# Reading text
====

Database Design

Datalinx AI uses PostgreSQL as its primary system database. This document covers the database architecture, schema design, and data modeling patterns.

Database Architecture

System Database vs Data Warehouse

Datalinx AI uses two distinct data storage systems:

Database	Purpose	Technology
System Database	Platform metadata, configuration, user data	PostgreSQL
Data Warehouse	Customer's transformed data	Databricks, Snowflake, BigQuery

Schema Design

Multi-Tenant Schema Isolation

Each organization has a dedicated PostgreSQL schema:

-- Platform schema (shared)
CREATE SCHEMA datalinx_platform;

-- Organization-specific schemas
CREATE SCHEMA org_acme_corp;
CREATE SCHEMA org_retail_inc;

-- Each org schema contains the same tables
-- but data is completely isolated

Core Tables

Organizations

CREATE TABLE datalinx_platform.organizations (
    id UUID PRIMARY KEY DEFAULT gen_random_uuid(),
    name VARCHAR(255) NOT NULL,
    slug VARCHAR(100) UNIQUE NOT NULL,
    schema_name VARCHAR(100) UNIQUE NOT NULL,
    created_at TIMESTAMP WITH TIME ZONE DEFAULT NOW(),
    updated_at TIMESTAMP WITH TIME ZONE DEFAULT NOW(),
    settings JSONB DEFAULT '{}'
);

Users

CREATE TABLE datalinx_platform.users (
    id UUID PRIMARY KEY DEFAULT gen_random_uuid(),
    organization_id UUID REFERENCES organizations(id),
    email VARCHAR(255) UNIQUE NOT NULL,
    password_hash VARCHAR(255),
    display_name VARCHAR(255),
    role VARCHAR(50) NOT NULL DEFAULT 'viewer',
    created_at TIMESTAMP WITH TIME ZONE DEFAULT NOW(),
    last_login_at TIMESTAMP WITH TIME ZONE,
    mfa_enabled BOOLEAN DEFAULT FALSE
);

Workspaces

CREATE TABLE {org_schema}.workspaces (
    id UUID PRIMARY KEY DEFAULT gen_random_uuid(),
    name VARCHAR(255) NOT NULL,
    description TEXT,
    target_schema_id UUID,
    github_repo_url VARCHAR(500),
    repo_subdirectory VARCHAR(255),
    created_at TIMESTAMP WITH TIME ZONE DEFAULT NOW(),
    updated_at TIMESTAMP WITH TIME ZONE DEFAULT NOW(),
    settings JSONB DEFAULT '{}'
);

Data Sources

CREATE TABLE {org_schema}.data_sources (
    id UUID PRIMARY KEY DEFAULT gen_random_uuid(),
    workspace_id UUID REFERENCES workspaces(id),
    name VARCHAR(255) NOT NULL,
    source_type VARCHAR(50) NOT NULL,  -- 'postgresql', 'snowflake', 'api', 'file'
    connection_config JSONB NOT NULL,  -- Encrypted credentials
    schema_cache JSONB,  -- Cached source schema
    last_schema_refresh TIMESTAMP WITH TIME ZONE,
    created_at TIMESTAMP WITH TIME ZONE DEFAULT NOW(),
    is_active BOOLEAN DEFAULT TRUE
);

Mappings

CREATE TABLE {org_schema}.mappings (
    id UUID PRIMARY KEY DEFAULT gen_random_uuid(),
    workspace_id UUID REFERENCES workspaces(id),
    target_table VARCHAR(255) NOT NULL,
    source_table VARCHAR(255) NOT NULL,
    field_mappings JSONB NOT NULL,
    -- Example: {"customer_id": {"source": "cust_id", "transform": null}}
    decorators JSONB DEFAULT '[]',
    -- Example: [{"type": "identity_resolution", "config": {...}}]
    cte_definitions JSONB DEFAULT '[]',
    status VARCHAR(50) DEFAULT 'draft',
    version INTEGER DEFAULT 1,
    created_at TIMESTAMP WITH TIME ZONE DEFAULT NOW(),
    updated_at TIMESTAMP WITH TIME ZONE DEFAULT NOW()

====

(Source data)
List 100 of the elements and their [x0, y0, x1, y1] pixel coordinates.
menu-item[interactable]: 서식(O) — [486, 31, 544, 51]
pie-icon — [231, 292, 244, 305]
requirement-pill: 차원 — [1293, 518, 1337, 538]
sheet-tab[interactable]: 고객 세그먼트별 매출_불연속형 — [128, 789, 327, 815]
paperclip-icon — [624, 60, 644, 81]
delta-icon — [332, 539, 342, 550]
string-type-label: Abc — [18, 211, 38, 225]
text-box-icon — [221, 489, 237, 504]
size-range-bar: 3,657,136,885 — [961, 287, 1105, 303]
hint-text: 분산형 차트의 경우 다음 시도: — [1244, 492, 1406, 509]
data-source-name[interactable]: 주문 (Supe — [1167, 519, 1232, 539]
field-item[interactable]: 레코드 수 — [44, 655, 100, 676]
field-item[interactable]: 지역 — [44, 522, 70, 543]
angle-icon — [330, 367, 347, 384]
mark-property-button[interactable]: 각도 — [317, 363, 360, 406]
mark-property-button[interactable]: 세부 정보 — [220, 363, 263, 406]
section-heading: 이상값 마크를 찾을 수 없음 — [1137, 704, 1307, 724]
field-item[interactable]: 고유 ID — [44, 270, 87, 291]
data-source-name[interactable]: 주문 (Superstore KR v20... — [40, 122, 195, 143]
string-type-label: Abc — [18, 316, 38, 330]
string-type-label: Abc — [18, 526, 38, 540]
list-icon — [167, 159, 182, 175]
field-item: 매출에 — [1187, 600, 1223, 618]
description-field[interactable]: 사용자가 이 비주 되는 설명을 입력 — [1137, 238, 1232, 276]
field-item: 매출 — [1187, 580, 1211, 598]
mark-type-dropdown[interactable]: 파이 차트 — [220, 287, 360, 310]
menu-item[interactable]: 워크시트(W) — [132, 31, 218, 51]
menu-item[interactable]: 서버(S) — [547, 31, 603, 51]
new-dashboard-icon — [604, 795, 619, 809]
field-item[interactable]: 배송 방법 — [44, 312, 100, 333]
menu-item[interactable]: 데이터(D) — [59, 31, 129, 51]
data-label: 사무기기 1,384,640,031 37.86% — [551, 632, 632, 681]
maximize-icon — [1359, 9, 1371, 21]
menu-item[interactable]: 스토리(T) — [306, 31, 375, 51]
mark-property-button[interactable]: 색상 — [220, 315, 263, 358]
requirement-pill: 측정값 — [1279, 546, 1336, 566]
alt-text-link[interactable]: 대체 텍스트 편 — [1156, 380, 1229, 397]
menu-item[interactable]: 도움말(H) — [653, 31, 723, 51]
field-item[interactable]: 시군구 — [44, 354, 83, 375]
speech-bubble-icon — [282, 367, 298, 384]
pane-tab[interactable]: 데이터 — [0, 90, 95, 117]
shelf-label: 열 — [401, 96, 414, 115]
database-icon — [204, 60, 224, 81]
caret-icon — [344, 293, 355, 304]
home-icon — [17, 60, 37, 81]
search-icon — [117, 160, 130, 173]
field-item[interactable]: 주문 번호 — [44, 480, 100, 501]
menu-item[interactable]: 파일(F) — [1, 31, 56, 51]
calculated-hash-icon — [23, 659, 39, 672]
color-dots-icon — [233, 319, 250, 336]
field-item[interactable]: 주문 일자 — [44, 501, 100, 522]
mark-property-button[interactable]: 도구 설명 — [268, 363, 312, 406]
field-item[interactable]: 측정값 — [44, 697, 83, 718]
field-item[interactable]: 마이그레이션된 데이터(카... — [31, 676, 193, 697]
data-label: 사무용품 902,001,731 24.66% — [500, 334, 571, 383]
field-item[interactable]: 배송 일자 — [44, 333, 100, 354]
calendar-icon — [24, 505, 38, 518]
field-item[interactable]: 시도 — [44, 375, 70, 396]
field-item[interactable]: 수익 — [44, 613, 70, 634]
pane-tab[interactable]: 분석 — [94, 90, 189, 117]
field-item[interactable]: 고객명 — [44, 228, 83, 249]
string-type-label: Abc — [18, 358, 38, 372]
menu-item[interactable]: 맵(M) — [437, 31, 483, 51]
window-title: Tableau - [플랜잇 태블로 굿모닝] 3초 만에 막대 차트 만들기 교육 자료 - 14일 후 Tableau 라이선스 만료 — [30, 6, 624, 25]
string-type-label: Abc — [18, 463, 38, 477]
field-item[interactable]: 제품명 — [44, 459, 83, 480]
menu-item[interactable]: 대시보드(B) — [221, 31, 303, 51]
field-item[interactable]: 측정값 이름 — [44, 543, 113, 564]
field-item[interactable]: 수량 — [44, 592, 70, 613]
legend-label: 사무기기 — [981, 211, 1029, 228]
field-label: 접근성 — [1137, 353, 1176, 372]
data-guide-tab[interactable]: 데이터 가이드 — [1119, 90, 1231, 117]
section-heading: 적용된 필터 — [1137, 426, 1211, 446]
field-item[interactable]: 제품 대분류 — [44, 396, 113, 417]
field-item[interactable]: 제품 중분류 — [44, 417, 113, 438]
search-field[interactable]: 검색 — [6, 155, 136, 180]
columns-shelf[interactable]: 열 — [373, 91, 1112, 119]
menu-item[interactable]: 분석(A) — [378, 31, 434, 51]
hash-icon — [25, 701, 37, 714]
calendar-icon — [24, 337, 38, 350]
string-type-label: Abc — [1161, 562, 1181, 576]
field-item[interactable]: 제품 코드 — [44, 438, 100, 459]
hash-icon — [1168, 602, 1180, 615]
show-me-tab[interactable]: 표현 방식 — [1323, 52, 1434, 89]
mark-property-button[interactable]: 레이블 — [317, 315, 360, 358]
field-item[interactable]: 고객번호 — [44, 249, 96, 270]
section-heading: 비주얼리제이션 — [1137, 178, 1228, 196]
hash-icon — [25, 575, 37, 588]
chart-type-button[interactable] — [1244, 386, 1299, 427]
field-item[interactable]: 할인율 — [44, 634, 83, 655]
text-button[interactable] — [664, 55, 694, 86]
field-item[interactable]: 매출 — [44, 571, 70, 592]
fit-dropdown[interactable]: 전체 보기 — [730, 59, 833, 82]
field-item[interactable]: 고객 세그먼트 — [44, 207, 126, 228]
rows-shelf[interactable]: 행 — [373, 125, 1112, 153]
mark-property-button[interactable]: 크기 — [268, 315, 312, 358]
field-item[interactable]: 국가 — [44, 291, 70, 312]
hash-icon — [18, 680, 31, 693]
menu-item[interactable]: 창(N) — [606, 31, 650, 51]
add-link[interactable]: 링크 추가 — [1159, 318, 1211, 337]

====

# To do
Please carry the database design document forward from the point where it stops. This data is separate material, apart from the database design document.

# Expected output
);

Pipeline Jobs

CREATE TABLE {org_schema}.pipeline_jobs (
    id UUID PRIMARY KEY DEFAULT gen_random_uuid(),
    workspace_id UUID REFERENCES workspaces(id),
    job_type VARCHAR(50) NOT NULL,  -- 'full_refresh', 'incremental', 'mapping_test'
    status VARCHAR(50) NOT NULL DEFAULT 'pending',
    -- 'pending', 'running', 'completed', 'failed'
    started_at TIMESTAMP WITH TIME ZONE,
    completed_at TIMESTAMP WITH TIME ZONE,
    error_message TEXT,
    run_metadata JSONB DEFAULT '{}',
    -- Rows processed, duration, etc.
    created_by UUID REFERENCES datalinx_platform.users(id)
);

Data Access Patterns

Layered Architecture

Database access follows the DAO (Data Access Object) pattern:

DAO Implementation

class WorkspaceDAO:
    """Data access for workspaces - handles all database operations."""

    async def get_by_id(self, workspace_id: str) -> Optional[dict]:
        query = """
            SELECT id, name, description, target_schema_id, settings
            FROM workspaces
            WHERE id = $1
        """
        return await self.conn.fetchrow(query, workspace_id)

    async def create(self, data: dict) -> dict:
        query = """
            INSERT INTO workspaces (name, description, settings)
            VALUES ($1, $2, $3)
            RETURNING *
        """
        return await self.conn.fetchrow(
            query,
            data["name"],
            data.get("description"),
            json.dumps(data.get("settings", {}))
        )

    async def update(self, workspace_id: str, data: dict) -> dict:
        query = """
            UPDATE workspaces
            SET name = COALESCE($2, name),
                description = COALESCE($3, description),
                updated_at = NOW()
            WHERE id = $1
            RETURNING *
        """
        return await self.conn.fetchrow(
            query,
            workspace_id,
            data.get("name"),
            data.get("description")
        )

Manager Layer

Managers contain business logic and use DAOs:

class WorkspaceManager:
    """Business logic for workspace operations."""

    async def create_workspace(self, data: dict) -> dict:
        # Business validation
        if not data.get("name"):
            raise ValidationException("Workspace name is required")

        # Use DAO for database operations
        workspace_dao = await get_workspace_dao()
        workspace = await workspace_dao.create(data)

        # Additional business operations
        await self._initialize_workspace_defaults(workspace["id"])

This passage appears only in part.